- **WRITTEN INSTRUCTION**:
Pick out all lines in the listing holding the string "JSON" and copy them.

-- begin RECORDS FOR THE EXERCISE --

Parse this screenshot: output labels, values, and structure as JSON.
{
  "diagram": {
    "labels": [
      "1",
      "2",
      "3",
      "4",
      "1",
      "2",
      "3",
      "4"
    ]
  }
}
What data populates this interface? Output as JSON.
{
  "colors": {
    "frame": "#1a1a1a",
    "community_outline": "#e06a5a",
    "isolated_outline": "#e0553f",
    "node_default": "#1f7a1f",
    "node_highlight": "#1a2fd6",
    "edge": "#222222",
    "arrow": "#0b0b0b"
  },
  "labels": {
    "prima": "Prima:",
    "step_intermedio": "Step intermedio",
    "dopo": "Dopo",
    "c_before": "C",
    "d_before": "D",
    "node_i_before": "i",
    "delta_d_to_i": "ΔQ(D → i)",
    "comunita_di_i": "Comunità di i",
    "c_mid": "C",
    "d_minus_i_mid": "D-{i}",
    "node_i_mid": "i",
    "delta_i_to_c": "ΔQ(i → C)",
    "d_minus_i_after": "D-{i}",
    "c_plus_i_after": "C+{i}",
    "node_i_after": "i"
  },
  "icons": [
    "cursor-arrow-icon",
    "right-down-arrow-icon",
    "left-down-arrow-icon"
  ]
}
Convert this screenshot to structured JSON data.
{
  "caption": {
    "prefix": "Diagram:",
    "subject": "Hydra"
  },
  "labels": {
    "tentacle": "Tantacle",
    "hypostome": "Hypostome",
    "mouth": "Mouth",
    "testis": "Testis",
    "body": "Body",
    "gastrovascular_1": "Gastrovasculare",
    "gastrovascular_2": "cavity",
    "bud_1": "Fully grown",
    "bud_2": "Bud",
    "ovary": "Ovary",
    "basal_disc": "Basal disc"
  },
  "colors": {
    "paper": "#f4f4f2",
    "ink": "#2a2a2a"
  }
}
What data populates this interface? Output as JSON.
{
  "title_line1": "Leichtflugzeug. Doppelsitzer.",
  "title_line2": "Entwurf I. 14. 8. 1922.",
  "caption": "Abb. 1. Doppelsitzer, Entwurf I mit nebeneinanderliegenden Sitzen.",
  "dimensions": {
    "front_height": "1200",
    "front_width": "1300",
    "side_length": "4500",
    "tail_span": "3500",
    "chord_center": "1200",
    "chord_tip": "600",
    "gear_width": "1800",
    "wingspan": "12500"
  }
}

-- end RECORDS FOR THE EXERCISE --

- **FULL OUTPUT**:
Parse this screenshot: output labels, values, and structure as JSON.
What data populates this interface? Output as JSON.
Convert this screenshot to structured JSON data.
What data populates this interface? Output as JSON.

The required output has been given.